Aim of the task:
Read through the entries below and return each line with the word "Phyllis".

Dataset rows of page text:
§ §

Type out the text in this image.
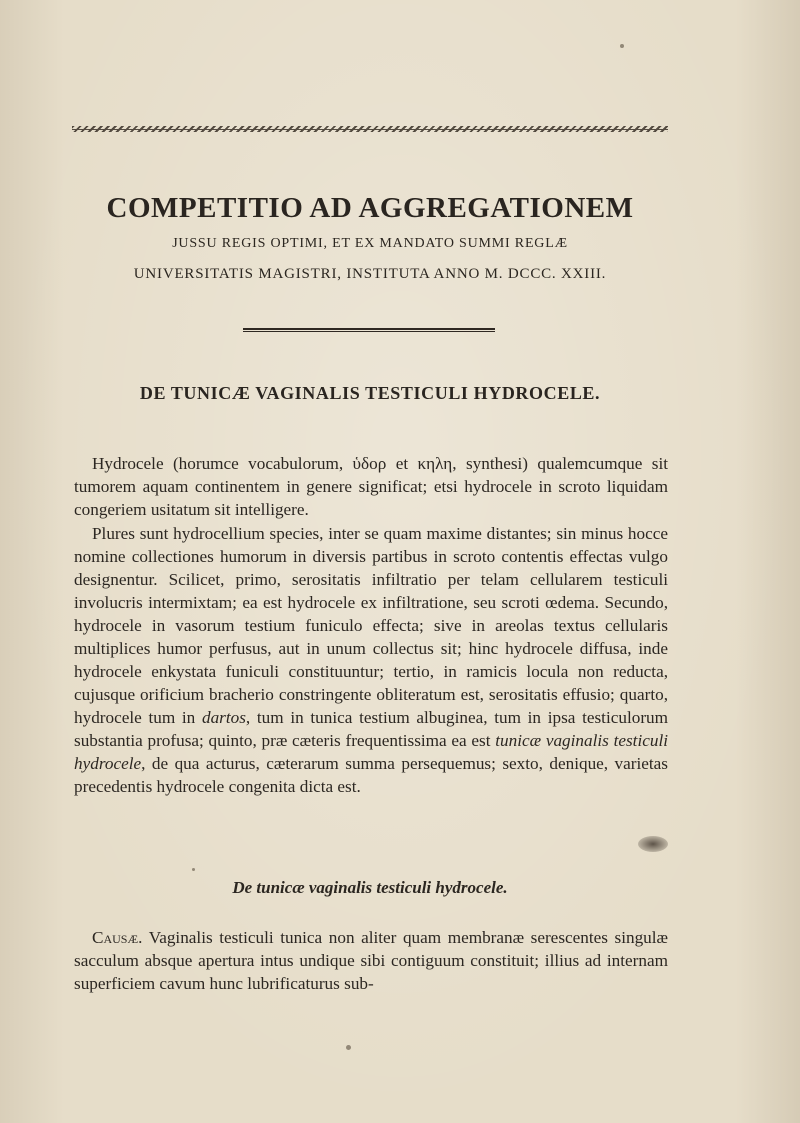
COMPETITIO AD AGGREGATIONEM

JUSSU REGIS OPTIMI, ET EX MANDATO SUMMI REGLÆ

UNIVERSITATIS MAGISTRI, INSTITUTA ANNO M. DCCC. XXIII.

DE TUNICÆ VAGINALIS TESTICULI HYDROCELE.

Hydrocele (horumce vocabulorum, ὑδορ et κηλη, synthesi) qualemcumque sit tumorem aquam continentem in genere significat; etsi hydrocele in scroto liquidam congeriem usitatum sit intelligere.

Plures sunt hydrocellium species, inter se quam maxime distantes; sin minus hocce nomine collectiones humorum in diversis partibus in scroto contentis effectas vulgo designentur. Scilicet, primo, serositatis infiltratio per telam cellularem testiculi involucris intermixtam; ea est hydrocele ex infiltratione, seu scroti œdema. Secundo, hydrocele in vasorum testium funiculo effecta; sive in areolas textus cellularis multiplices humor perfusus, aut in unum collectus sit; hinc hydrocele diffusa, inde hydrocele enkystata funiculi constituuntur; tertio, in ramicis locula non reducta, cujusque orificium bracherio constringente obliteratum est, serositatis effusio; quarto, hydrocele tum in dartos, tum in tunica testium albuginea, tum in ipsa testiculorum substantia profusa; quinto, præ cæteris frequentissima ea est tunicæ vaginalis testiculi hydrocele, de qua acturus, cæterarum summa persequemus; sexto, denique, varietas precedentis hydrocele congenita dicta est.

De tunicæ vaginalis testiculi hydrocele.

Causæ. Vaginalis testiculi tunica non aliter quam membranæ serescentes singulæ sacculum absque apertura intus undique sibi contiguum constituit; illius ad internam superficiem cavum hunc lubrificaturus sub-
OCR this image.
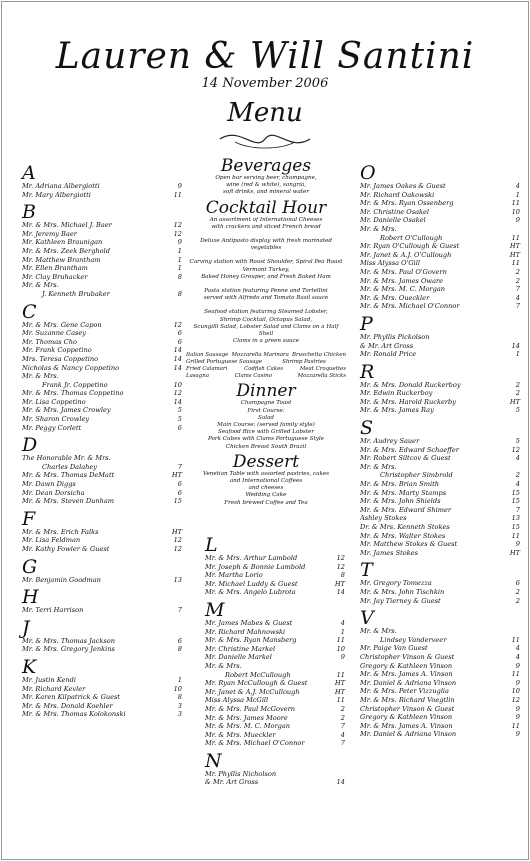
Lauren & Will Santini
14 November 2006
Menu
A
Mr. Adriana Albergiotti	9
Mr. Mary Albergiotti	11
B
Mr. & Mrs. Michael J. Baer	12
Mr. Jeremy Baer	12
Mr. Kathleen Braunigan	9
Mr. & Mrs. Zeek Berghold	1
Mr. Matthew Brantham	1
Mr. Ellen Brantham	1
Mr. Clay Bruhacker	8
Mr. & Mrs.
J. Kenneth Brubaker	8
C
Mr. & Mrs. Gene Capon	12
Mr. Suzanne Casey	6
Mr. Thomas Cho	6
Mr. Frank Coppetino	14
Mrs. Teresa Coppetino	14
Nicholas & Nancy Coppetino	14
Mr. & Mrs.
Frank Jr. Coppetino	10
Mr. & Mrs. Thomas Coppetino	12
Mr. Lisa Coppetino	14
Mr. & Mrs. James Crowley	5
Mr. Sharon Crowley	5
Mr. Peggy Corlett	6
D
The Honorable Mr. & Mrs.
Charles Dalahey	7
Mr. & Mrs. Thomas DeMatt	HT
Mr. Dawn Diggs	6
Mr. Dean Dorsicha	6
Mr. & Mrs. Steven Dunham	15
F
Mr. & Mrs. Erich Falks	HT
Mr. Lisa Feldman	12
Mr. Kathy Fowler & Guest	12
G
Mr. Benjamin Goodman	13
H
Mr. Terri Harrison	7
J
Mr. & Mrs. Thomas Jackson	6
Mr. & Mrs. Gregory Jenkins	8
K
Mr. Justin Kendi	1
Mr. Richard Kevler	10
Mr. Karen Kilpatrick & Guest	8
Mr. & Mrs. Donald Koehler	3
Mr. & Mrs. Thomas Kolokonski	3
L
Mr. & Mrs. Arthur Lambold	12
Mr. Joseph & Bonnie Lambold	12
Mr. Martha Lorio	8
Mr. Michael Luddy & Guest	HT
Mr. & Mrs. Angelo Lubrota	14
M
Mr. James Mabes & Guest	4
Mr. Richard Mahnowski	1
Mr. & Mrs. Ryan Mansberg	11
Mr. Christine Markel	10
Mr. Danielle Markel	9
Mr. & Mrs.
Robert McCullough	11
Mr. Ryan McCullough & Guest	HT
Mr. Janet & A.J. McCullough	HT
Miss Alyssa McGill	11
Mr. & Mrs. Paul McGovern	2
Mr. & Mrs. James Moore	2
Mr. & Mrs. M. C. Morgan	7
Mr. & Mrs. Mueckler	4
Mr. & Mrs. Michael O'Connor	7
N
Mr. Phyllis Nicholson
& Mr. Art Gross	14
O
Mr. James Oakes & Guest	4
Mr. Richard Oakowski	1
Mr. & Mrs. Ryan Ossenberg	11
Mr. Christine Osakel	10
Mr. Danielle Osakel	9
Mr. & Mrs.
Robert O'Cullough	11
Mr. Ryan O'Cullough & Guest	HT
Mr. Janet & A.J. O'Cullough	HT
Miss Alyssa O'Gill	11
Mr. & Mrs. Paul O'Govern	2
Mr. & Mrs. James Oware	2
Mr. & Mrs. M. C. Morgan	7
Mr. & Mrs. Oueckler	4
Mr. & Mrs. Michael O'Connor	7
P
Mr. Phyllis Pickolson
& Mr. Art Gross	14
Mr. Ronald Price	1
R
Mr. & Mrs. Donald Ruckerboy	2
Mr. Edwin Ruckerboy	2
Mr. & Mrs. Harold Ruckerby	HT
Mr. & Mrs. James Ray	5
S
Mr. Audrey Sauer	5
Mr. & Mrs. Edward Schaeffer	12
Mr. Robert Siltcov & Guest	4
Mr. & Mrs.
Christopher Simbrold	2
Mr. & Mrs. Brian Smith	4
Mr. & Mrs. Marty Stamps	15
Mr. & Mrs. John Shields	15
Mr. & Mrs. Edward Shimer	7
Ashley Stokes	13
Dr. & Mrs. Kenneth Stokes	15
Mr. & Mrs. Walter Stokes	11
Mr. Matthew Stokes & Guest	9
Mr. James Stokes	HT
T
Mr. Gregory Tomezza	6
Mr. & Mrs. John Tischkin	2
Mr. Jay Tierney & Guest	2
V
Mr. & Mrs.
Lindsey Vanderveer	11
Mr. Paige Van Guest	4
Christopher Vinson & Guest	4
Gregory & Kathleen Vinson	9
Mr. & Mrs. James A. Vinson	11
Mr. Daniel & Adriana Vinson	9
Mr. & Mrs. Peter Vizzuglia	10
Mr. & Mrs. Richard Voegtlin	12
Christopher Vinson & Guest	9
Gregory & Kathleen Vinson	9
Mr. & Mrs. James A. Vinson	11
Mr. Daniel & Adriana Vinson	9
Beverages
Open bar serving beer, champagne,
wine (red & white), sangria,
soft drinks, and mineral water
Cocktail Hour
An assortment of International Cheeses
with crackers and sliced French bread
Deluxe Antipasto display with fresh marinated vegetables
Carving station with Roast Shoulder, Spiral Pea Roast Vermont Turkey,
Baked Honey Grouper, and Fresh Baked Ham
Pasta station featuring Penne and Tortellini
served with Alfredo and Tomato Basil sauce
Seafood station featuring Steamed Lobster,
Shrimp Cocktail, Octopus Salad,
Scungilli Salad, Lobster Salad and Clams on a Half Shell
Clams in a green sauce
Italian Sausage Mozzarella Marinara Bruschetta Chicken
Grilled Portuguese Sausage	Shrimp Pastries
Fried Calamari	Codfish Cakes	Meat Croquettes
Lasagna	Clams Casino	Mozzarella Sticks
Dinner
Champagne Toast
First Course:
Salad
Main Course: (served family style)
Seafood Rice with Grilled Lobster
Pork Cubes with Clams Portuguese Style
Chicken Breast South Brazil
Dessert
Venetian Table with assorted pastries, cakes
and International Coffees
and cheeses
Wedding Cake
Fresh brewed Coffee and Tea
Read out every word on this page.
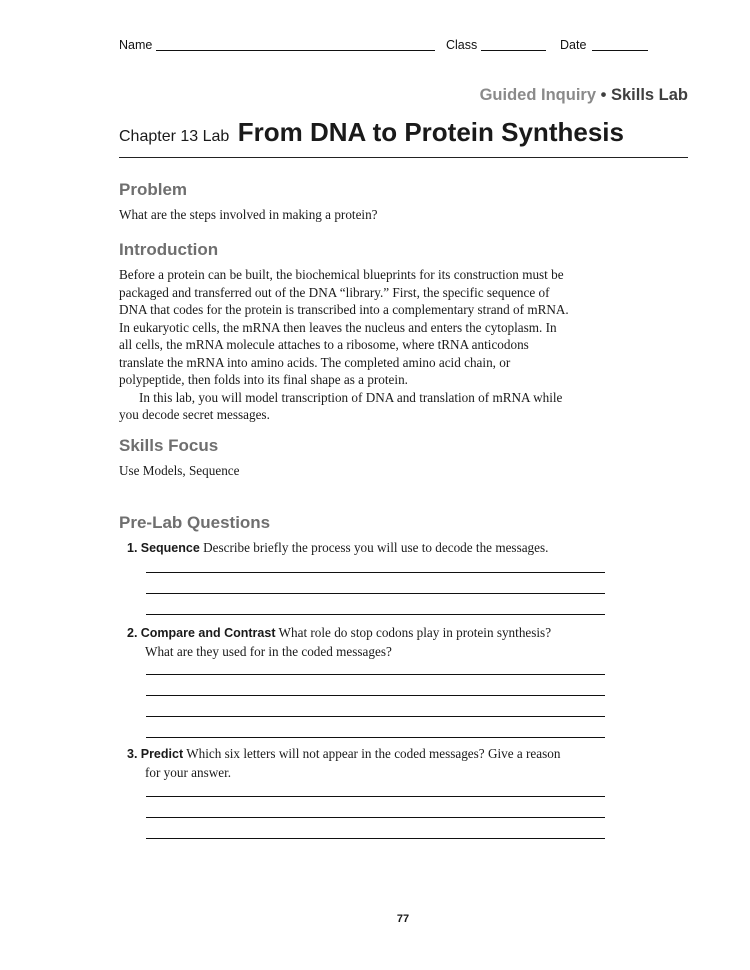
Name	Class	Date
Guided Inquiry • Skills Lab
Chapter 13 Lab From DNA to Protein Synthesis
Problem

What are the steps involved in making a protein?

Introduction

Before a protein can be built, the biochemical blueprints for its construction must be

packaged and transferred out of the DNA “library.” First, the specific sequence of

DNA that codes for the protein is transcribed into a complementary strand of mRNA.

In eukaryotic cells, the mRNA then leaves the nucleus and enters the cytoplasm. In

all cells, the mRNA molecule attaches to a ribosome, where tRNA anticodons

translate the mRNA into amino acids. The completed amino acid chain, or

polypeptide, then folds into its final shape as a protein.

In this lab, you will model transcription of DNA and translation of mRNA while

you decode secret messages.

Skills Focus

Use Models, Sequence

Pre-Lab Questions
1. Sequence Describe briefly the process you will use to decode the messages.
2. Compare and Contrast What role do stop codons play in protein synthesis?
What are they used for in the coded messages?
3. Predict Which six letters will not appear in the coded messages? Give a reason
for your answer.
77
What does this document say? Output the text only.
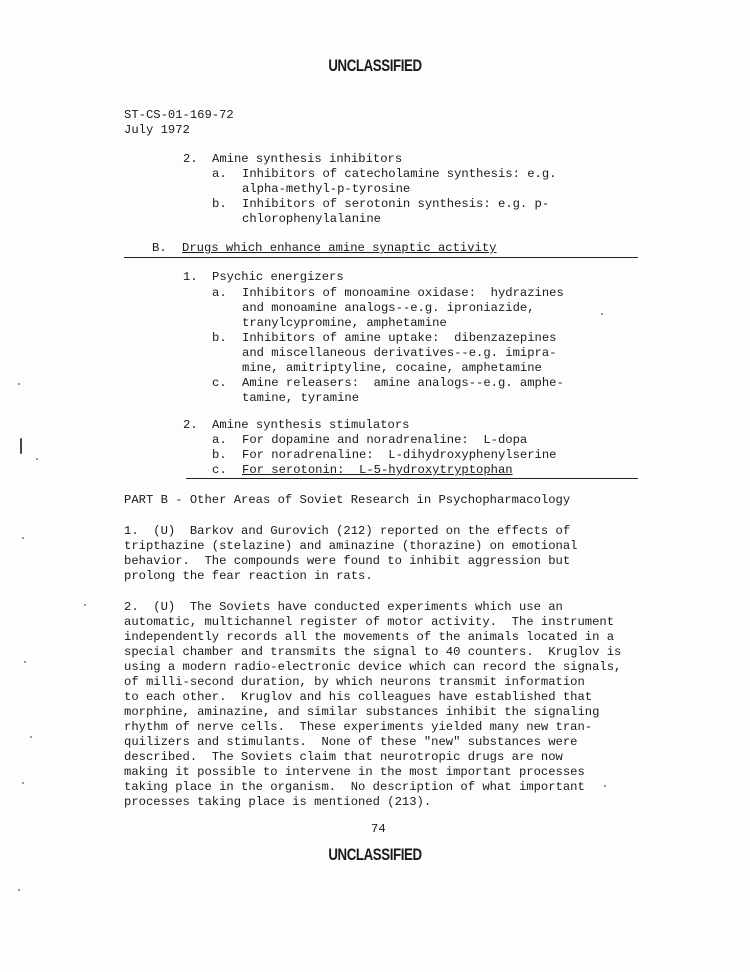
UNCLASSIFIED
ST-CS-01-169-72
July 1972
2. Amine synthesis inhibitors
a. Inhibitors of catecholamine synthesis: e.g.
alpha-methyl-p-tyrosine
b. Inhibitors of serotonin synthesis: e.g. p-
chlorophenylalanine
B. Drugs which enhance amine synaptic activity
1. Psychic energizers
a. Inhibitors of monoamine oxidase:  hydrazines
and monoamine analogs--e.g. iproniazide,
tranylcypromine, amphetamine
b. Inhibitors of amine uptake:  dibenzazepines
and miscellaneous derivatives--e.g. imipra-
mine, amitriptyline, cocaine, amphetamine
c. Amine releasers:  amine analogs--e.g. amphe-
tamine, tyramine
2. Amine synthesis stimulators
a. For dopamine and noradrenaline:  L-dopa
b. For noradrenaline:  L-dihydroxyphenylserine
c. For serotonin:  L-5-hydroxytryptophan
PART B - Other Areas of Soviet Research in Psychopharmacology
1.  (U)  Barkov and Gurovich (212) reported on the effects of
tripthazine (stelazine) and aminazine (thorazine) on emotional
behavior.  The compounds were found to inhibit aggression but
prolong the fear reaction in rats.
2.  (U)  The Soviets have conducted experiments which use an
automatic, multichannel register of motor activity.  The instrument
independently records all the movements of the animals located in a
special chamber and transmits the signal to 40 counters.  Kruglov is
using a modern radio-electronic device which can record the signals,
of milli-second duration, by which neurons transmit information
to each other.  Kruglov and his colleagues have established that
morphine, aminazine, and similar substances inhibit the signaling
rhythm of nerve cells.  These experiments yielded many new tran-
quilizers and stimulants.  None of these "new" substances were
described.  The Soviets claim that neurotropic drugs are now
making it possible to intervene in the most important processes
taking place in the organism.  No description of what important
processes taking place is mentioned (213).
74
UNCLASSIFIED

§ §

Task response:
Mr. Phyllis Nicholson
Mr. Phyllis Pickolson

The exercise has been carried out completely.